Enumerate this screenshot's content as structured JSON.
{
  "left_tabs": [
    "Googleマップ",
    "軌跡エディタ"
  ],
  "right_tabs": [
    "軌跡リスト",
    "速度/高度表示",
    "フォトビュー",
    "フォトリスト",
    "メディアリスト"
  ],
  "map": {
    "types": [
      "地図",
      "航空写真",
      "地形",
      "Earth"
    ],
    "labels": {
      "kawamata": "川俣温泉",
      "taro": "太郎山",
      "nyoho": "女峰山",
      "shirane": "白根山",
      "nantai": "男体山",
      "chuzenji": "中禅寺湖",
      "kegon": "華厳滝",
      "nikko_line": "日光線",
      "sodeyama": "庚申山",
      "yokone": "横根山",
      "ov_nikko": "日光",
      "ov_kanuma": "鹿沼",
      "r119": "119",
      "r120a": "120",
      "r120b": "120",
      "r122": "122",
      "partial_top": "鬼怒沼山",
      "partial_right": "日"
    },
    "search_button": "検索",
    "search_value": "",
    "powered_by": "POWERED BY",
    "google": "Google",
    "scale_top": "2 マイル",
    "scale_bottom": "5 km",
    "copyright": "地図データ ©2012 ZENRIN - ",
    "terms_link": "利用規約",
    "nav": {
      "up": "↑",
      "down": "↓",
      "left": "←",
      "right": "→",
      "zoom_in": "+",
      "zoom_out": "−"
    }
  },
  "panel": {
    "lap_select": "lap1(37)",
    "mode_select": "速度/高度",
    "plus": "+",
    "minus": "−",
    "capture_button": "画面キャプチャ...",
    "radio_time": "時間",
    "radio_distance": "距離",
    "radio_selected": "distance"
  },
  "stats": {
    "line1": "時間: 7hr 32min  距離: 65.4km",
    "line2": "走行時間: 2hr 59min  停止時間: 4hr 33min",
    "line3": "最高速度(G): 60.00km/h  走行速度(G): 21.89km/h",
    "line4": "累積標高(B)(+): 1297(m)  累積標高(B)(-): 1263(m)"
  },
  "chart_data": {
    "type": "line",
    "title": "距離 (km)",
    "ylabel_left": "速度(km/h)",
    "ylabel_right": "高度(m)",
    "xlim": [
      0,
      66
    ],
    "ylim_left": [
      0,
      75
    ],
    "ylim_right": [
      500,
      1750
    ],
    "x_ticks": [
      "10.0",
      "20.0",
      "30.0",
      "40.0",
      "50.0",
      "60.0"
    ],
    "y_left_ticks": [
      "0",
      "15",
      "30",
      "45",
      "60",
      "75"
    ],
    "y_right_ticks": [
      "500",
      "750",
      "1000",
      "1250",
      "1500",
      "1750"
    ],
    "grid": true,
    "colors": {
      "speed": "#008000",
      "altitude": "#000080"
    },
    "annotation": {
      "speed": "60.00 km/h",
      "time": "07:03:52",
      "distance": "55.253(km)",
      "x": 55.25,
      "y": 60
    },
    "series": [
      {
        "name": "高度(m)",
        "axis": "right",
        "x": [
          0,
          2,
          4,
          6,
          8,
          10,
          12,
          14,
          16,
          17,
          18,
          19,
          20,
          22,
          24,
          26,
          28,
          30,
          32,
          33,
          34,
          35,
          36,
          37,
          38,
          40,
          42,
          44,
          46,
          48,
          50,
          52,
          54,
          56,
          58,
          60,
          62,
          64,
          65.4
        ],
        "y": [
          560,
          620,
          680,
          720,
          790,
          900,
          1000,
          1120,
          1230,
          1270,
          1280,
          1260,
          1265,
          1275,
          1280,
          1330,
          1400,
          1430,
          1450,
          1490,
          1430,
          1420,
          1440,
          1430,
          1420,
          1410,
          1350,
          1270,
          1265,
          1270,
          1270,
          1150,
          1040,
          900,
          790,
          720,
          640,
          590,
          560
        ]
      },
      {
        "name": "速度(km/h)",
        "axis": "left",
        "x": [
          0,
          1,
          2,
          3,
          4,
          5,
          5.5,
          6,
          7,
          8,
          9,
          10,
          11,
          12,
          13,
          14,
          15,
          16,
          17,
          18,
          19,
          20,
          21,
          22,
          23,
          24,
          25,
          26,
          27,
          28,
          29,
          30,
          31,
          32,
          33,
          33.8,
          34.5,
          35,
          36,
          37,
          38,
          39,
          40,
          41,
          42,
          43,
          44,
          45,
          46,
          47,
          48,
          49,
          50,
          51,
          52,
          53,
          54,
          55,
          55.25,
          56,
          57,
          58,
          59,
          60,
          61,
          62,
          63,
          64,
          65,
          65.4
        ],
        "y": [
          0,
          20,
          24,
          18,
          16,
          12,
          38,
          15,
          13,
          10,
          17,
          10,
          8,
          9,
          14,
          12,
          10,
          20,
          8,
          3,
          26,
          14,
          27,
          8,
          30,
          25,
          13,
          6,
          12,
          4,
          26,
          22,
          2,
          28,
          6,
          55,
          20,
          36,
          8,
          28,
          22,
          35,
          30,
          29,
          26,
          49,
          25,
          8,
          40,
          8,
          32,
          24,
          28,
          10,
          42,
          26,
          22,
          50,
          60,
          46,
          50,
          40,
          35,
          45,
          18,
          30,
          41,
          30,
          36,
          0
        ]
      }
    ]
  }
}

What is needed: All of the entries above need to be reproduced exactly.

Response for this exercise:
Enumerate this screenshot's content as structured JSON.
{
  "left_tabs": [
    "Googleマップ",
    "軌跡エディタ"
  ],
  "right_tabs": [
    "軌跡リスト",
    "速度/高度表示",
    "フォトビュー",
    "フォトリスト",
    "メディアリスト"
  ],
  "map": {
    "types": [
      "地図",
      "航空写真",
      "地形",
      "Earth"
    ],
    "labels": {
      "kawamata": "川俣温泉",
      "taro": "太郎山",
      "nyoho": "女峰山",
      "shirane": "白根山",
      "nantai": "男体山",
      "chuzenji": "中禅寺湖",
      "kegon": "華厳滝",
      "nikko_line": "日光線",
      "sodeyama": "庚申山",
      "yokone": "横根山",
      "ov_nikko": "日光",
      "ov_kanuma": "鹿沼",
      "r119": "119",
      "r120a": "120",
      "r120b": "120",
      "r122": "122",
      "partial_top": "鬼怒沼山",
      "partial_right": "日"
    },
    "search_button": "検索",
    "search_value": "",
    "powered_by": "POWERED BY",
    "google": "Google",
    "scale_top": "2 マイル",
    "scale_bottom": "5 km",
    "copyright": "地図データ ©2012 ZENRIN - ",
    "terms_link": "利用規約",
    "nav": {
      "up": "↑",
      "down": "↓",
      "left": "←",
      "right": "→",
      "zoom_in": "+",
      "zoom_out": "−"
    }
  },
  "panel": {
    "lap_select": "lap1(37)",
    "mode_select": "速度/高度",
    "plus": "+",
    "minus": "−",
    "capture_button": "画面キャプチャ...",
    "radio_time": "時間",
    "radio_distance": "距離",
    "radio_selected": "distance"
  },
  "stats": {
    "line1": "時間: 7hr 32min  距離: 65.4km",
    "line2": "走行時間: 2hr 59min  停止時間: 4hr 33min",
    "line3": "最高速度(G): 60.00km/h  走行速度(G): 21.89km/h",
    "line4": "累積標高(B)(+): 1297(m)  累積標高(B)(-): 1263(m)"
  },
  "chart_data": {
    "type": "line",
    "title": "距離 (km)",
    "ylabel_left": "速度(km/h)",
    "ylabel_right": "高度(m)",
    "xlim": [
      0,
      66
    ],
    "ylim_left": [
      0,
      75
    ],
    "ylim_right": [
      500,
      1750
    ],
    "x_ticks": [
      "10.0",
      "20.0",
      "30.0",
      "40.0",
      "50.0",
      "60.0"
    ],
    "y_left_ticks": [
      "0",
      "15",
      "30",
      "45",
      "60",
      "75"
    ],
    "y_right_ticks": [
      "500",
      "750",
      "1000",
      "1250",
      "1500",
      "1750"
    ],
    "grid": true,
    "colors": {
      "speed": "#008000",
      "altitude": "#000080"
    },
    "annotation": {
      "speed": "60.00 km/h",
      "time": "07:03:52",
      "distance": "55.253(km)",
      "x": 55.25,
      "y": 60
    },
    "series": [
      {
        "name": "高度(m)",
        "axis": "right",
        "x": [
          0,
          2,
          4,
          6,
          8,
          10,
          12,
          14,
          16,
          17,
          18,
          19,
          20,
          22,
          24,
          26,
          28,
          30,
          32,
          33,
          34,
          35,
          36,
          37,
          38,
          40,
          42,
          44,
          46,
          48,
          50,
          52,
          54,
          56,
          58,
          60,
          62,
          64,
          65.4
        ],
        "y": [
          560,
          620,
          680,
          720,
          790,
          900,
          1000,
          1120,
          1230,
          1270,
          1280,
          1260,
          1265,
          1275,
          1280,
          1330,
          1400,
          1430,
          1450,
          1490,
          1430,
          1420,
          1440,
          1430,
          1420,
          1410,
          1350,
          1270,
          1265,
          1270,
          1270,
          1150,
          1040,
          900,
          790,
          720,
          640,
          590,
          560
        ]
      },
      {
        "name": "速度(km/h)",
        "axis": "left",
        "x": [
          0,
          1,
          2,
          3,
          4,
          5,
          5.5,
          6,
          7,
          8,
          9,
          10,
          11,
          12,
          13,
          14,
          15,
          16,
          17,
          18,
          19,
          20,
          21,
          22,
          23,
          24,
          25,
          26,
          27,
          28,
          29,
          30,
          31,
          32,
          33,
          33.8,
          34.5,
          35,
          36,
          37,
          38,
          39,
          40,
          41,
          42,
          43,
          44,
          45,
          46,
          47,
          48,
          49,
          50,
          51,
          52,
          53,
          54,
          55,
          55.25,
          56,
          57,
          58,
          59,
          60,
          61,
          62,
          63,
          64,
          65,
          65.4
        ],
        "y": [
          0,
          20,
          24,
          18,
          16,
          12,
          38,
          15,
          13,
          10,
          17,
          10,
          8,
          9,
          14,
          12,
          10,
          20,
          8,
          3,
          26,
          14,
          27,
          8,
          30,
          25,
          13,
          6,
          12,
          4,
          26,
          22,
          2,
          28,
          6,
          55,
          20,
          36,
          8,
          28,
          22,
          35,
          30,
          29,
          26,
          49,
          25,
          8,
          40,
          8,
          32,
          24,
          28,
          10,
          42,
          26,
          22,
          50,
          60,
          46,
          50,
          40,
          35,
          45,
          18,
          30,
          41,
          30,
          36,
          0
        ]
      }
    ]
  }
}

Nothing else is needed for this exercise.